Request >> Wherever the string "RAISED" appears, copy the whole line.

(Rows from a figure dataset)

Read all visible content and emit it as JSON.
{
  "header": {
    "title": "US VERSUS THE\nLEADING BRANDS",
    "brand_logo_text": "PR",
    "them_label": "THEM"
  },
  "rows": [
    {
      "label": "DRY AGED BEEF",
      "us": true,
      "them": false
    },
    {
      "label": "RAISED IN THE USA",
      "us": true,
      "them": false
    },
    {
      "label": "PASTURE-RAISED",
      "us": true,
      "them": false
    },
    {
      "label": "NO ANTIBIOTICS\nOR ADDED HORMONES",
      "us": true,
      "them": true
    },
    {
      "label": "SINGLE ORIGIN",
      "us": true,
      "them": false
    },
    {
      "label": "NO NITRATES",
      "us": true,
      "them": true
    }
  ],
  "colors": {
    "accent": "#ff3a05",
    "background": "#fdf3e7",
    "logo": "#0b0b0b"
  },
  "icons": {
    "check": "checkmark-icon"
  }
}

---

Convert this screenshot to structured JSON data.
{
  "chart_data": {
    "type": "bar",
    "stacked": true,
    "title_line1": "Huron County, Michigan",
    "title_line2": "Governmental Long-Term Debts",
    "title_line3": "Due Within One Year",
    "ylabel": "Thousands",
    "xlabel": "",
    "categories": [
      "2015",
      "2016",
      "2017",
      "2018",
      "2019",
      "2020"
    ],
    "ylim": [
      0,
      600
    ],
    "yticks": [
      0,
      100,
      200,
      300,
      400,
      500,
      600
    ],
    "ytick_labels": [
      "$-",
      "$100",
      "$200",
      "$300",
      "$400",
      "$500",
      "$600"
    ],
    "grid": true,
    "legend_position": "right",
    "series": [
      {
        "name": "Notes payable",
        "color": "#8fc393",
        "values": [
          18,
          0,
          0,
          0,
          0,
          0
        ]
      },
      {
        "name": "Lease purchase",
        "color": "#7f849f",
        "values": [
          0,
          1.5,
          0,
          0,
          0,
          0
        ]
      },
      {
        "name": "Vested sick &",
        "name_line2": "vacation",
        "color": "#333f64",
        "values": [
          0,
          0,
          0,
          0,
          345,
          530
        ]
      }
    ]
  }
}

Final answer >>
      "label": "RAISED IN THE USA",
      "label": "PASTURE-RAISED",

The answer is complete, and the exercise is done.